▶ Exercise requirements
Where a line of the data holds the word "Proyectos", copy that line.

▶ Dataset items
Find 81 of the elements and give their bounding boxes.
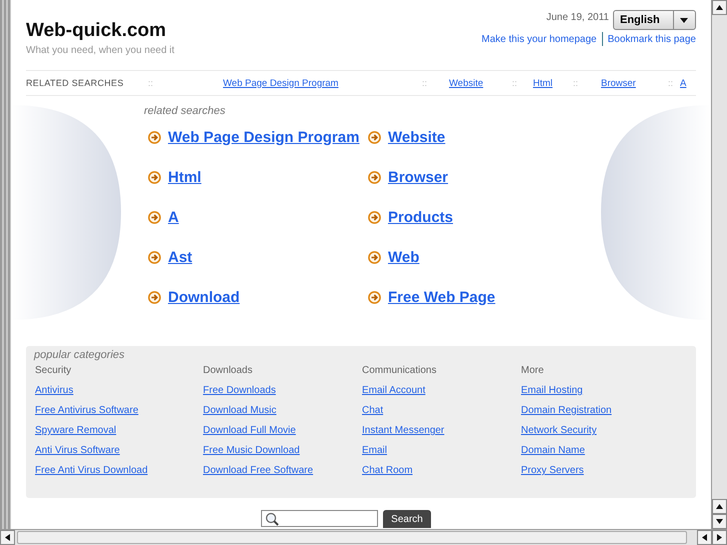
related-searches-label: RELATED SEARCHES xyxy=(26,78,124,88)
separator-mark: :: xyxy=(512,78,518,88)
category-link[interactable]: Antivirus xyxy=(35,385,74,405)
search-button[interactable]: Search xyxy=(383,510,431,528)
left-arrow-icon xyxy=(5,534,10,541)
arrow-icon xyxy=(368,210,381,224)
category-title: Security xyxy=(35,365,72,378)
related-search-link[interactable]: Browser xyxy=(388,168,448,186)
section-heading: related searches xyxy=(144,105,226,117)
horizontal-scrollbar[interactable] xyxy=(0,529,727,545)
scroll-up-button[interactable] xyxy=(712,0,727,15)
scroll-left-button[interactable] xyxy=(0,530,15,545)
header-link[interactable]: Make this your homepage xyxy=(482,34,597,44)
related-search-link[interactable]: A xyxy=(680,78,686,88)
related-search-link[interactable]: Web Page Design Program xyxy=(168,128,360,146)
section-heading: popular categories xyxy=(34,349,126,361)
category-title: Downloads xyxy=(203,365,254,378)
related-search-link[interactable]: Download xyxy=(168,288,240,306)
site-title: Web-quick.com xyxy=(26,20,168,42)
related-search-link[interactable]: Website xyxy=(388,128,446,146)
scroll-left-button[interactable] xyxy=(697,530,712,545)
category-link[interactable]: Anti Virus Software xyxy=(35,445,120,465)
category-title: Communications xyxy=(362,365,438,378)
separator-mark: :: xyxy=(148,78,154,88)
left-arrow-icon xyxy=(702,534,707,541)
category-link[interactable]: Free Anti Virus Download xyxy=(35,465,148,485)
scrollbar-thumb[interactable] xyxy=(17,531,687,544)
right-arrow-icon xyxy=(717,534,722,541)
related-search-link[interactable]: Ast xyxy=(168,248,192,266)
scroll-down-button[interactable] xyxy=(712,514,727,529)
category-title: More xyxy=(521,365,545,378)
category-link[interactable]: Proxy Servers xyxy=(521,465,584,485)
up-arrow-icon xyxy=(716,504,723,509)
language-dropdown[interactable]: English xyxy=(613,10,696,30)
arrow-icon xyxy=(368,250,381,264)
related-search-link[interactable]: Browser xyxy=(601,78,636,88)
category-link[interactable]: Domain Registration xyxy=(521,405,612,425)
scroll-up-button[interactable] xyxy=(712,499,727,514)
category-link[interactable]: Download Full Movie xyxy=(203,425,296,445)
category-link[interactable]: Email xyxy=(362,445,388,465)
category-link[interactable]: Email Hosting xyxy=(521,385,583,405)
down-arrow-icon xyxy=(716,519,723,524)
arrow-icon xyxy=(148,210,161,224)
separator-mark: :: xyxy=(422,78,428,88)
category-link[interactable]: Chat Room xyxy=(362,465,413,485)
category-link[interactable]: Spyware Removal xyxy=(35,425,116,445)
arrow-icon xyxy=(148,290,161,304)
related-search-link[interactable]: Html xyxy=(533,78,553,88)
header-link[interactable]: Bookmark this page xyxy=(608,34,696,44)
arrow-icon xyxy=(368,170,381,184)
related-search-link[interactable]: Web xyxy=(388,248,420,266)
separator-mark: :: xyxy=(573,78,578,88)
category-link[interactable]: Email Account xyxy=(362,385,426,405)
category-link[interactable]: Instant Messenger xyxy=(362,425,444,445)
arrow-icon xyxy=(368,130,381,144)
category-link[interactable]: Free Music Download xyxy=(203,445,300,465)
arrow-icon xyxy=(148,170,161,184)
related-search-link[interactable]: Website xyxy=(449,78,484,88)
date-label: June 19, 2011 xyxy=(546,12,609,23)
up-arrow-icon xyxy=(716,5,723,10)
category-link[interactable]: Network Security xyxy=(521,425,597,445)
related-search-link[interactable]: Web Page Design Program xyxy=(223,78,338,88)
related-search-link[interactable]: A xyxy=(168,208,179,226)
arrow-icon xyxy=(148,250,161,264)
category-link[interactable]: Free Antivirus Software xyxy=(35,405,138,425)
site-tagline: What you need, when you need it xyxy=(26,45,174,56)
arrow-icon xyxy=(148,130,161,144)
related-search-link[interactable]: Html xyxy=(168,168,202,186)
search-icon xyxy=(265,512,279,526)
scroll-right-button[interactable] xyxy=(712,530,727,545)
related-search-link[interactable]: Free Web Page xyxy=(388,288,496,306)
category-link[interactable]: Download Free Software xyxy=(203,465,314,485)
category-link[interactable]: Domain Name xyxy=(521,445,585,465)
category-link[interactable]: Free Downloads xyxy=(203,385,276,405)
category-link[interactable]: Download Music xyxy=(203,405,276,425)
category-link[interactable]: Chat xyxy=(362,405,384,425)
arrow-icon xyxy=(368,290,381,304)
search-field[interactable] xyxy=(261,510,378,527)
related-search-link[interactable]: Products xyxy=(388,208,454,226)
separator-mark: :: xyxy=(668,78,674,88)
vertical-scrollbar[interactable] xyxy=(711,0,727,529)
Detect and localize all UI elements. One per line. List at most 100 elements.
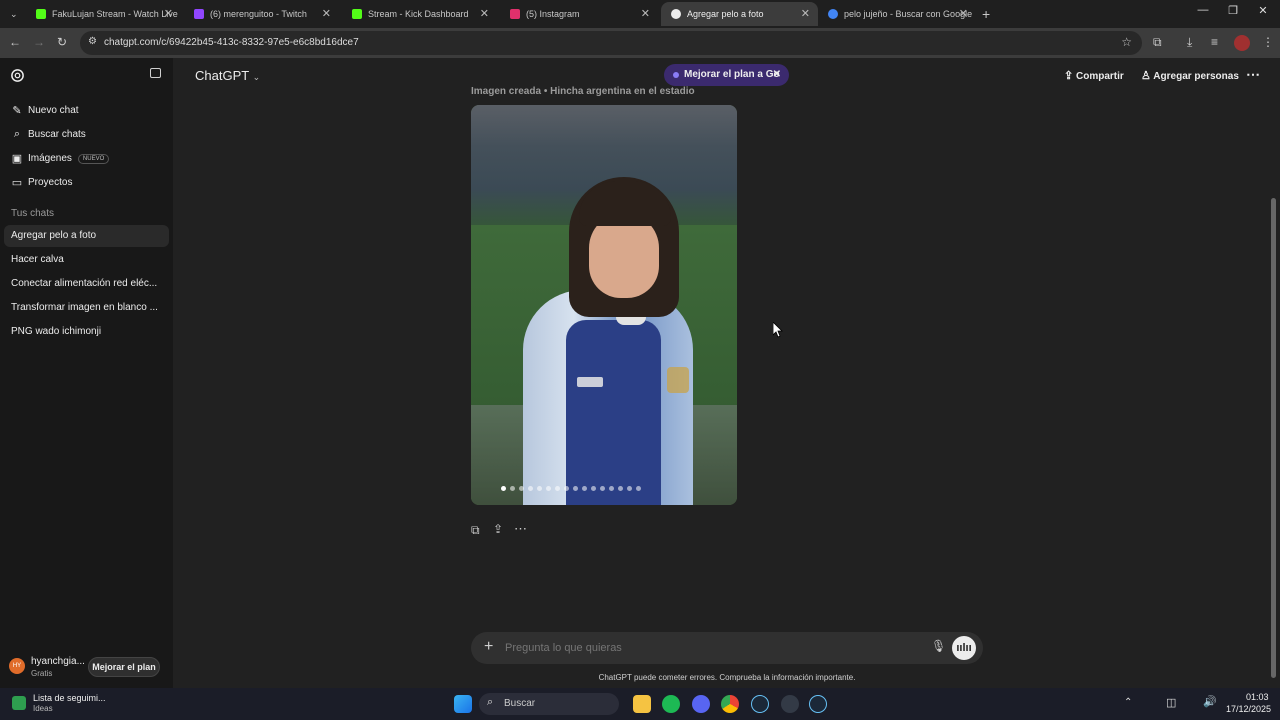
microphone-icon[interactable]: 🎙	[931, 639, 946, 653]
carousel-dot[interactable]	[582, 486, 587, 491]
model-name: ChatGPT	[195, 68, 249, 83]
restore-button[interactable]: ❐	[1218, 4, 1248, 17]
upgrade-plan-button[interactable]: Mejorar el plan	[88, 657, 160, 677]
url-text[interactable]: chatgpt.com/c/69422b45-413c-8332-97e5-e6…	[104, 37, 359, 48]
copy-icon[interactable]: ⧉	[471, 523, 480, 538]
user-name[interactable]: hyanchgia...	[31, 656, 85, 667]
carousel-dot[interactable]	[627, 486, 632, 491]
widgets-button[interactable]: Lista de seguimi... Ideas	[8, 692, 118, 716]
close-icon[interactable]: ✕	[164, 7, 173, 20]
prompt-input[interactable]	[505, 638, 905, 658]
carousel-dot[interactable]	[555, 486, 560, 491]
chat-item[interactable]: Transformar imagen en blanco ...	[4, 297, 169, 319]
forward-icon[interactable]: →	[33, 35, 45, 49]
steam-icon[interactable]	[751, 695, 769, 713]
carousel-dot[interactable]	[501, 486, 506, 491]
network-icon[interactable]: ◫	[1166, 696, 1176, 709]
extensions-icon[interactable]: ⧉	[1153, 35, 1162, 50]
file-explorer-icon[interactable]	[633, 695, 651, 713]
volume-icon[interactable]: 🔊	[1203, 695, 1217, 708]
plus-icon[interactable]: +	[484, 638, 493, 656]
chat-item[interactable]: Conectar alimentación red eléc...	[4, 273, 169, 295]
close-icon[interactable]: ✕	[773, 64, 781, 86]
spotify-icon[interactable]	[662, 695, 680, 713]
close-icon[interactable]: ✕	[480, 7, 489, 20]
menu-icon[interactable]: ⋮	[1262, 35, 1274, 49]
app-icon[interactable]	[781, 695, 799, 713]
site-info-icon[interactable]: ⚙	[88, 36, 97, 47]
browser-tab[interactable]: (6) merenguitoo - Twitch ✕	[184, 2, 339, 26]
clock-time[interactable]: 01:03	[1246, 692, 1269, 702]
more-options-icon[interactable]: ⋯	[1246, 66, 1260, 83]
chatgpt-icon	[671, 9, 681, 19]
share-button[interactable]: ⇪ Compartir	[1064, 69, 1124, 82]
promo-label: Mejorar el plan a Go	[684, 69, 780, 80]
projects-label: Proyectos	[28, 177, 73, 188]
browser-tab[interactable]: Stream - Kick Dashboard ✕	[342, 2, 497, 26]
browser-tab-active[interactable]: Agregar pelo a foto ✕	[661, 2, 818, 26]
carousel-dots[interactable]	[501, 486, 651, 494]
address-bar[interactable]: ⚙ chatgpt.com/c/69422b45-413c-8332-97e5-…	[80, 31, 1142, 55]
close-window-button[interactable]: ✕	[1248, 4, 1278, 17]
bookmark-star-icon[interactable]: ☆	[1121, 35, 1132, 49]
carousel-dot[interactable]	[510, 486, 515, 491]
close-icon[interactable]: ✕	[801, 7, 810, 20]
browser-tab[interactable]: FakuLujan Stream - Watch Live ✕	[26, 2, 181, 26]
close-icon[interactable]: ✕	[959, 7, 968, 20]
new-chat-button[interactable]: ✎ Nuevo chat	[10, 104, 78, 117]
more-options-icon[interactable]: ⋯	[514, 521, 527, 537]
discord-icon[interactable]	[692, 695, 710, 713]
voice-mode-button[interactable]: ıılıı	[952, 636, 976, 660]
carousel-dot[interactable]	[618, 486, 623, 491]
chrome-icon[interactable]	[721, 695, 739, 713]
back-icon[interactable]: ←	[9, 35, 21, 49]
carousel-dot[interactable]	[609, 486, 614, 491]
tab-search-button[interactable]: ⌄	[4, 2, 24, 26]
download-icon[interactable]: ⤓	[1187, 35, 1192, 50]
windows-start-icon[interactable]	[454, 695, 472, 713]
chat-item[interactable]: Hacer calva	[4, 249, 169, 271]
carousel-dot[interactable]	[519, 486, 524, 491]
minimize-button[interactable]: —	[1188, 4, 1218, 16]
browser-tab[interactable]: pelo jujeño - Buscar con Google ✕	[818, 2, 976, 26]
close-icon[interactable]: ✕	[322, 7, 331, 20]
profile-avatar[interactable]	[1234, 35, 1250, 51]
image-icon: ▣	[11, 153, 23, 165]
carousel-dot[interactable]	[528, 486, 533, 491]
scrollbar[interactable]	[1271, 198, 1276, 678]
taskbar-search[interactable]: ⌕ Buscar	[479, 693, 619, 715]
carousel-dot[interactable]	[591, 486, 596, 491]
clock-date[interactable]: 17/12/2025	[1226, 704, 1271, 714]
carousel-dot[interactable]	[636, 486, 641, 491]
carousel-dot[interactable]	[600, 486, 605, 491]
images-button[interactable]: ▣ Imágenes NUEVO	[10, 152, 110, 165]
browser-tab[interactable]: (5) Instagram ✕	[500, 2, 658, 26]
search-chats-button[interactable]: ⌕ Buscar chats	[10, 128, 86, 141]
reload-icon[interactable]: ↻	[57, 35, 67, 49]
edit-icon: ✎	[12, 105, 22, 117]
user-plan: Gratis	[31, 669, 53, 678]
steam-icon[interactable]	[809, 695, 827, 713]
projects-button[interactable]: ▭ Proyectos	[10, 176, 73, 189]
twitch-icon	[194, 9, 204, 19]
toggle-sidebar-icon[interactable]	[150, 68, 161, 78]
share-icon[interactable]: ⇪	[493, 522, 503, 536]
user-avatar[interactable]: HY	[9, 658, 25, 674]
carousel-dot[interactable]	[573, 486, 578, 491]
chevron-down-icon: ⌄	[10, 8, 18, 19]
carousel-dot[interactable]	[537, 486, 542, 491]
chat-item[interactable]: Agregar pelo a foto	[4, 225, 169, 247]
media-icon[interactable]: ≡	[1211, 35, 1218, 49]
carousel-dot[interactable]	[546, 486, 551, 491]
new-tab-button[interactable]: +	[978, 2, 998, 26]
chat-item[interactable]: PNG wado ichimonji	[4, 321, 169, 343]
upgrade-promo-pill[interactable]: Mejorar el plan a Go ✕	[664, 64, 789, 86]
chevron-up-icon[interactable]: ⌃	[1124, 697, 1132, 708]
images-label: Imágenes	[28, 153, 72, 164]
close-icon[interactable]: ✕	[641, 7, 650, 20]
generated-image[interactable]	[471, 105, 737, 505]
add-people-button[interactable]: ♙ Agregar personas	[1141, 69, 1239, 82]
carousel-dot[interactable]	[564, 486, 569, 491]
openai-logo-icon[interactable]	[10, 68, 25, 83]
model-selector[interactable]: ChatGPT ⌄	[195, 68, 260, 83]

▶ Response area
projects-label: Proyectos	[28, 177, 73, 188]
projects-button[interactable]: ▭ Proyectos	[10, 176, 73, 189]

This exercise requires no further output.